WHAT THE TASK REQUIRES: Determine the number of lines where "csatlakozás" occurs and reply with that number by itself.

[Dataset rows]
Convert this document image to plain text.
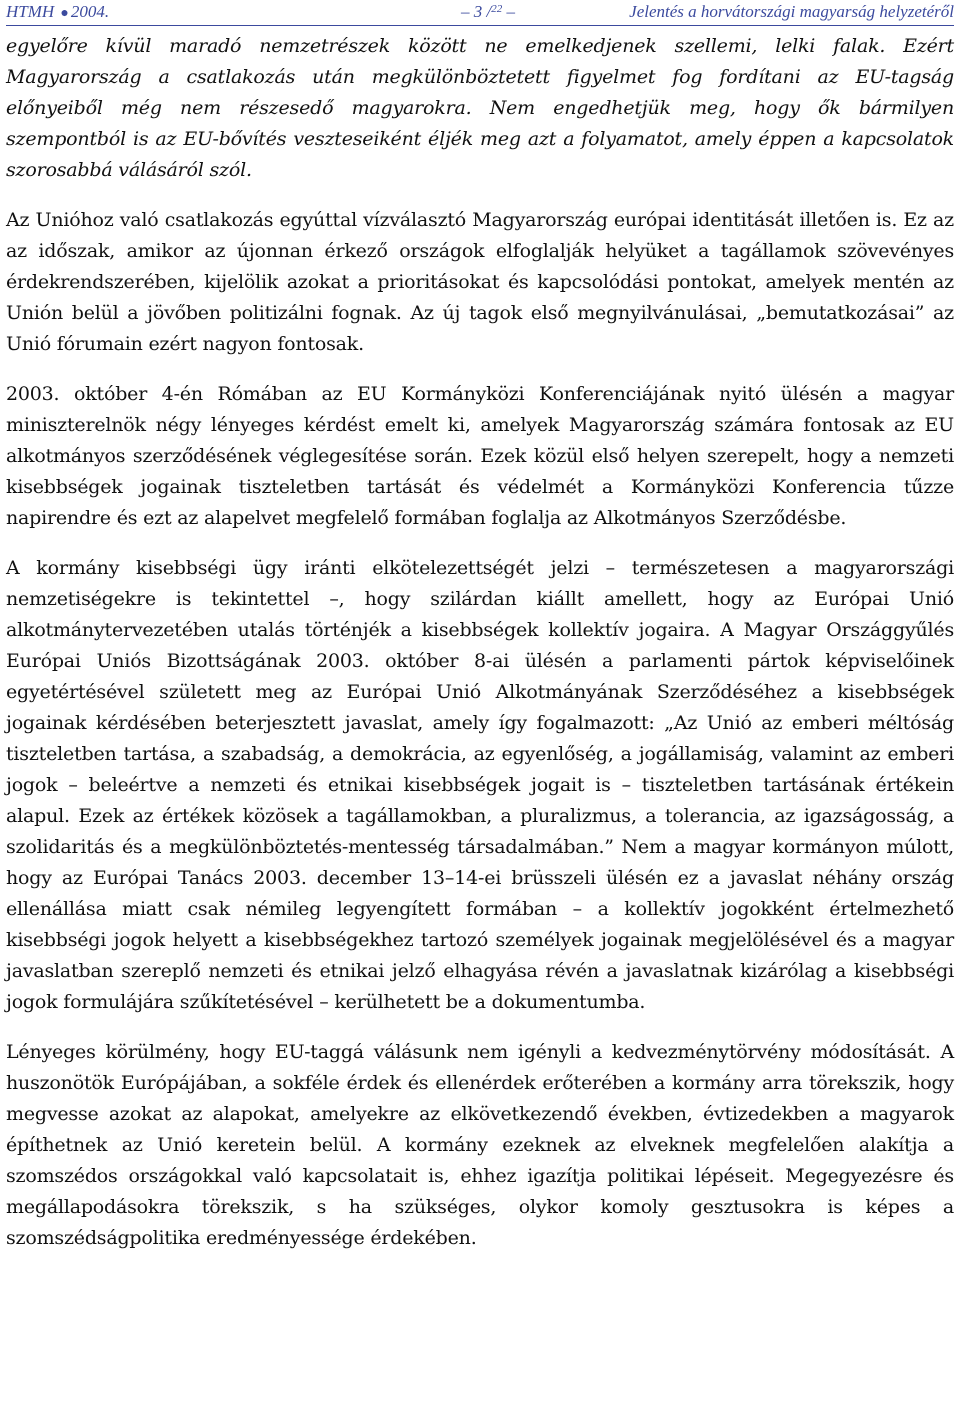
HTMH ● 2004.	– 3 /$^{22}$ –	Jelentés a horvátországi magyarság helyzetéről

egyelőre kívül maradó nemzetrészek között ne emelkedjenek szellemi, lelki falak. Ezért Magyarország a csatlakozás után megkülönböztetett figyelmet fog fordítani az EU-tagság előnyeiből még nem részesedő magyarokra. Nem engedhetjük meg, hogy ők bármilyen szempontból is az EU-bővítés veszteseiként éljék meg azt a folyamatot, amely éppen a kapcsolatok szorosabbá válásáról szól.

Az Unióhoz való csatlakozás egyúttal vízválasztó Magyarország európai identitását illetően is. Ez az az időszak, amikor az újonnan érkező országok elfoglalják helyüket a tagállamok szövevényes érdekrendszerében, kijelölik azokat a prioritásokat és kapcsolódási pontokat, amelyek mentén az Unión belül a jövőben politizálni fognak. Az új tagok első megnyilvánulásai, „bemutatkozásai” az Unió fórumain ezért nagyon fontosak.

2003. október 4-én Rómában az EU Kormányközi Konferenciájának nyitó ülésén a magyar miniszterelnök négy lényeges kérdést emelt ki, amelyek Magyarország számára fontosak az EU alkotmányos szerződésének véglegesítése során. Ezek közül első helyen szerepelt, hogy a nemzeti kisebbségek jogainak tiszteletben tartását és védelmét a Kormányközi Konferencia tűzze napirendre és ezt az alapelvet megfelelő formában foglalja az Alkotmányos Szerződésbe.

A kormány kisebbségi ügy iránti elkötelezettségét jelzi – természetesen a magyarországi nemzetiségekre is tekintettel –, hogy szilárdan kiállt amellett, hogy az Európai Unió alkotmánytervezetében utalás történjék a kisebbségek kollektív jogaira. A Magyar Országgyűlés Európai Uniós Bizottságának 2003. október 8-ai ülésén a parlamenti pártok képviselőinek egyetértésével született meg az Európai Unió Alkotmányának Szerződéséhez a kisebbségek jogainak kérdésében beterjesztett javaslat, amely így fogalmazott: „Az Unió az emberi méltóság tiszteletben tartása, a szabadság, a demokrácia, az egyenlőség, a jogállamiság, valamint az emberi jogok – beleértve a nemzeti és etnikai kisebbségek jogait is – tiszteletben tartásának értékein alapul. Ezek az értékek közösek a tagállamokban, a pluralizmus, a tolerancia, az igazságosság, a szolidaritás és a megkülönböztetés-mentesség társadalmában.” Nem a magyar kormányon múlott, hogy az Európai Tanács 2003. december 13–14-ei brüsszeli ülésén ez a javaslat néhány ország ellenállása miatt csak némileg legyengített formában – a kollektív jogokként értelmezhető kisebbségi jogok helyett a kisebbségekhez tartozó személyek jogainak megjelölésével és a magyar javaslatban szereplő nemzeti és etnikai jelző elhagyása révén a javaslatnak kizárólag a kisebbségi jogok formulájára szűkítetésével – kerülhetett be a dokumentumba.

Lényeges körülmény, hogy EU-taggá válásunk nem igényli a kedvezménytörvény módosítását. A huszonötök Európájában, a sokféle érdek és ellenérdek erőterében a kormány arra törekszik, hogy megvesse azokat az alapokat, amelyekre az elkövetkezendő években, évtizedekben a magyarok építhetnek az Unió keretein belül. A kormány ezeknek az elveknek megfelelően alakítja a szomszédos országokkal való kapcsolatait is, ehhez igazítja politikai lépéseit. Megegyezésre és megállapodásokra törekszik, s ha szükséges, olykor komoly gesztusokra is képes a szomszédságpolitika eredményessége érdekében.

FULL ANSWER: 2